### TASK STATEMENT
Set down all of the entries word for word, omitting the images they contain.

### MATERIAL FOR THIS EXERCISE
###
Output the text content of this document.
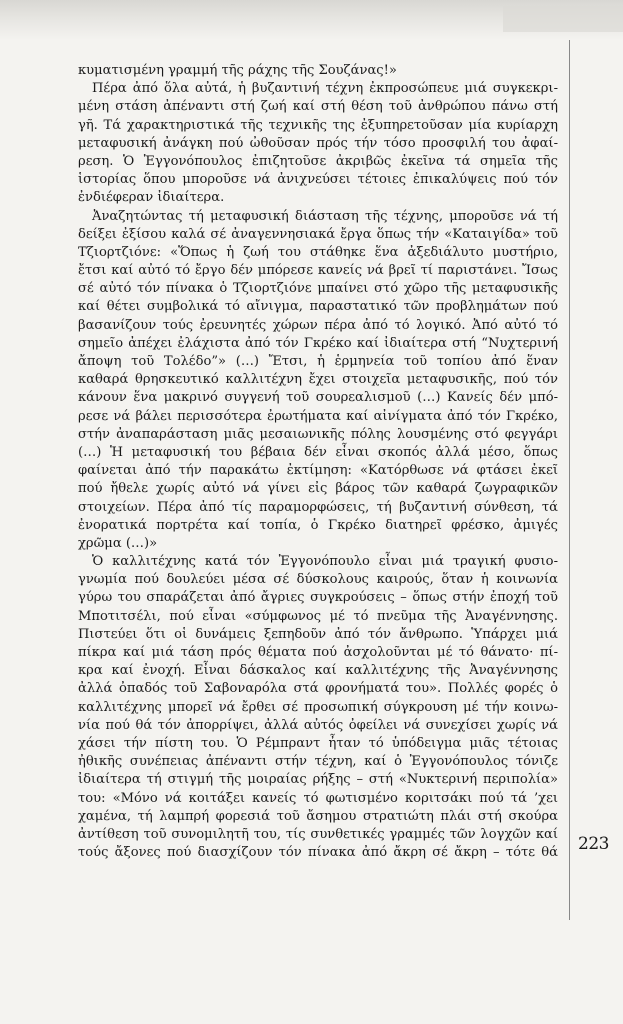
κυματισμένη γραμμή τῆς ράχης τῆς Σουζάνας!»
Πέρα ἀπό ὅλα αὐτά, ἡ βυζαντινή τέχνη ἐκπροσώπευε μιά συγκεκρι-
μένη στάση ἀπέναντι στή ζωή καί στή θέση τοῦ ἀνθρώπου πάνω στή
γῆ. Τά χαρακτηριστικά τῆς τεχνικῆς της ἐξυπηρετοῦσαν μία κυρίαρχη
μεταφυσική ἀνάγκη πού ὠθοῦσαν πρός τήν τόσο προσφιλή του ἀφαί-
ρεση. Ὁ Ἐγγονόπουλος ἐπιζητοῦσε ἀκριβῶς ἐκεῖνα τά σημεῖα τῆς
ἱστορίας ὅπου μποροῦσε νά ἀνιχνεύσει τέτοιες ἐπικαλύψεις πού τόν
ἐνδιέφεραν ἰδιαίτερα.
Ἀναζητώντας τή μεταφυσική διάσταση τῆς τέχνης, μποροῦσε νά τή
δείξει ἐξίσου καλά σέ ἀναγεννησιακά ἔργα ὅπως τήν «Καταιγίδα» τοῦ
Τζιορτζιόνε: «Ὅπως ἡ ζωή του στάθηκε ἕνα ἀξεδιάλυτο μυστήριο,
ἔτσι καί αὐτό τό ἔργο δέν μπόρεσε κανείς νά βρεῖ τί παριστάνει. Ἴσως
σέ αὐτό τόν πίνακα ὁ Τζιορτζιόνε μπαίνει στό χῶρο τῆς μεταφυσικῆς
καί θέτει συμβολικά τό αἴνιγμα, παραστατικό τῶν προβλημάτων πού
βασανίζουν τούς ἐρευνητές χώρων πέρα ἀπό τό λογικό. Ἀπό αὐτό τό
σημεῖο ἀπέχει ἐλάχιστα ἀπό τόν Γκρέκο καί ἰδιαίτερα στή “Νυχτερινή
ἄποψη τοῦ Τολέδο”» (…) Ἔτσι, ἡ ἑρμηνεία τοῦ τοπίου ἀπό ἕναν
καθαρά θρησκευτικό καλλιτέχνη ἔχει στοιχεῖα μεταφυσικῆς, πού τόν
κάνουν ἕνα μακρινό συγγενή τοῦ σουρεαλισμοῦ (…) Κανείς δέν μπό-
ρεσε νά βάλει περισσότερα ἐρωτήματα καί αἰνίγματα ἀπό τόν Γκρέκο,
στήν ἀναπαράσταση μιᾶς μεσαιωνικῆς πόλης λουσμένης στό φεγγάρι
(…) Ἡ μεταφυσική του βέβαια δέν εἶναι σκοπός ἀλλά μέσο, ὅπως
φαίνεται ἀπό τήν παρακάτω ἐκτίμηση: «Κατόρθωσε νά φτάσει ἐκεῖ
πού ἤθελε χωρίς αὐτό νά γίνει εἰς βάρος τῶν καθαρά ζωγραφικῶν
στοιχείων. Πέρα ἀπό τίς παραμορφώσεις, τή βυζαντινή σύνθεση, τά
ἐνορατικά πορτρέτα καί τοπία, ὁ Γκρέκο διατηρεῖ φρέσκο, ἀμιγές
χρῶμα (…)»
Ὁ καλλιτέχνης κατά τόν Ἐγγονόπουλο εἶναι μιά τραγική φυσιο-
γνωμία πού δουλεύει μέσα σέ δύσκολους καιρούς, ὅταν ἡ κοινωνία
γύρω του σπαράζεται ἀπό ἄγριες συγκρούσεις – ὅπως στήν ἐποχή τοῦ
Μποτιτσέλι, πού εἶναι «σύμφωνος μέ τό πνεῦμα τῆς Ἀναγέννησης.
Πιστεύει ὅτι οἱ δυνάμεις ξεπηδοῦν ἀπό τόν ἄνθρωπο. Ὑπάρχει μιά
πίκρα καί μιά τάση πρός θέματα πού ἀσχολοῦνται μέ τό θάνατο· πί-
κρα καί ἐνοχή. Εἶναι δάσκαλος καί καλλιτέχνης τῆς Ἀναγέννησης
ἀλλά ὀπαδός τοῦ Σαβοναρόλα στά φρονήματά του». Πολλές φορές ὁ
καλλιτέχνης μπορεῖ νά ἔρθει σέ προσωπική σύγκρουση μέ τήν κοινω-
νία πού θά τόν ἀπορρίψει, ἀλλά αὐτός ὀφείλει νά συνεχίσει χωρίς νά
χάσει τήν πίστη του. Ὁ Ρέμπραντ ἦταν τό ὑπόδειγμα μιᾶς τέτοιας
ἠθικῆς συνέπειας ἀπέναντι στήν τέχνη, καί ὁ Ἐγγονόπουλος τόνιζε
ἰδιαίτερα τή στιγμή τῆς μοιραίας ρήξης – στή «Νυκτερινή περιπολία»
του: «Μόνο νά κοιτάξει κανείς τό φωτισμένο κοριτσάκι πού τά ’χει
χαμένα, τή λαμπρή φορεσιά τοῦ ἄσημου στρατιώτη πλάι στή σκούρα
ἀντίθεση τοῦ συνομιλητῆ του, τίς συνθετικές γραμμές τῶν λογχῶν καί
τούς ἄξονες πού διασχίζουν τόν πίνακα ἀπό ἄκρη σέ ἄκρη – τότε θά 223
###
### REPLY TO THE EXERCISE
Output the text content of this document.
κυματισμένη γραμμή τῆς ράχης τῆς Σουζάνας!»
Πέρα ἀπό ὅλα αὐτά, ἡ βυζαντινή τέχνη ἐκπροσώπευε μιά συγκεκρι-
μένη στάση ἀπέναντι στή ζωή καί στή θέση τοῦ ἀνθρώπου πάνω στή
γῆ. Τά χαρακτηριστικά τῆς τεχνικῆς της ἐξυπηρετοῦσαν μία κυρίαρχη
μεταφυσική ἀνάγκη πού ὠθοῦσαν πρός τήν τόσο προσφιλή του ἀφαί-
ρεση. Ὁ Ἐγγονόπουλος ἐπιζητοῦσε ἀκριβῶς ἐκεῖνα τά σημεῖα τῆς
ἱστορίας ὅπου μποροῦσε νά ἀνιχνεύσει τέτοιες ἐπικαλύψεις πού τόν
ἐνδιέφεραν ἰδιαίτερα.
Ἀναζητώντας τή μεταφυσική διάσταση τῆς τέχνης, μποροῦσε νά τή
δείξει ἐξίσου καλά σέ ἀναγεννησιακά ἔργα ὅπως τήν «Καταιγίδα» τοῦ
Τζιορτζιόνε: «Ὅπως ἡ ζωή του στάθηκε ἕνα ἀξεδιάλυτο μυστήριο,
ἔτσι καί αὐτό τό ἔργο δέν μπόρεσε κανείς νά βρεῖ τί παριστάνει. Ἴσως
σέ αὐτό τόν πίνακα ὁ Τζιορτζιόνε μπαίνει στό χῶρο τῆς μεταφυσικῆς
καί θέτει συμβολικά τό αἴνιγμα, παραστατικό τῶν προβλημάτων πού
βασανίζουν τούς ἐρευνητές χώρων πέρα ἀπό τό λογικό. Ἀπό αὐτό τό
σημεῖο ἀπέχει ἐλάχιστα ἀπό τόν Γκρέκο καί ἰδιαίτερα στή “Νυχτερινή
ἄποψη τοῦ Τολέδο”» (…) Ἔτσι, ἡ ἑρμηνεία τοῦ τοπίου ἀπό ἕναν
καθαρά θρησκευτικό καλλιτέχνη ἔχει στοιχεῖα μεταφυσικῆς, πού τόν
κάνουν ἕνα μακρινό συγγενή τοῦ σουρεαλισμοῦ (…) Κανείς δέν μπό-
ρεσε νά βάλει περισσότερα ἐρωτήματα καί αἰνίγματα ἀπό τόν Γκρέκο,
στήν ἀναπαράσταση μιᾶς μεσαιωνικῆς πόλης λουσμένης στό φεγγάρι
(…) Ἡ μεταφυσική του βέβαια δέν εἶναι σκοπός ἀλλά μέσο, ὅπως
φαίνεται ἀπό τήν παρακάτω ἐκτίμηση: «Κατόρθωσε νά φτάσει ἐκεῖ
πού ἤθελε χωρίς αὐτό νά γίνει εἰς βάρος τῶν καθαρά ζωγραφικῶν
στοιχείων. Πέρα ἀπό τίς παραμορφώσεις, τή βυζαντινή σύνθεση, τά
ἐνορατικά πορτρέτα καί τοπία, ὁ Γκρέκο διατηρεῖ φρέσκο, ἀμιγές
χρῶμα (…)»
Ὁ καλλιτέχνης κατά τόν Ἐγγονόπουλο εἶναι μιά τραγική φυσιο-
γνωμία πού δουλεύει μέσα σέ δύσκολους καιρούς, ὅταν ἡ κοινωνία
γύρω του σπαράζεται ἀπό ἄγριες συγκρούσεις – ὅπως στήν ἐποχή τοῦ
Μποτιτσέλι, πού εἶναι «σύμφωνος μέ τό πνεῦμα τῆς Ἀναγέννησης.
Πιστεύει ὅτι οἱ δυνάμεις ξεπηδοῦν ἀπό τόν ἄνθρωπο. Ὑπάρχει μιά
πίκρα καί μιά τάση πρός θέματα πού ἀσχολοῦνται μέ τό θάνατο· πί-
κρα καί ἐνοχή. Εἶναι δάσκαλος καί καλλιτέχνης τῆς Ἀναγέννησης
ἀλλά ὀπαδός τοῦ Σαβοναρόλα στά φρονήματά του». Πολλές φορές ὁ
καλλιτέχνης μπορεῖ νά ἔρθει σέ προσωπική σύγκρουση μέ τήν κοινω-
νία πού θά τόν ἀπορρίψει, ἀλλά αὐτός ὀφείλει νά συνεχίσει χωρίς νά
χάσει τήν πίστη του. Ὁ Ρέμπραντ ἦταν τό ὑπόδειγμα μιᾶς τέτοιας
ἠθικῆς συνέπειας ἀπέναντι στήν τέχνη, καί ὁ Ἐγγονόπουλος τόνιζε
ἰδιαίτερα τή στιγμή τῆς μοιραίας ρήξης – στή «Νυκτερινή περιπολία»
του: «Μόνο νά κοιτάξει κανείς τό φωτισμένο κοριτσάκι πού τά ’χει
χαμένα, τή λαμπρή φορεσιά τοῦ ἄσημου στρατιώτη πλάι στή σκούρα
ἀντίθεση τοῦ συνομιλητῆ του, τίς συνθετικές γραμμές τῶν λογχῶν καί
τούς ἄξονες πού διασχίζουν τόν πίνακα ἀπό ἄκρη σέ ἄκρη – τότε θά 223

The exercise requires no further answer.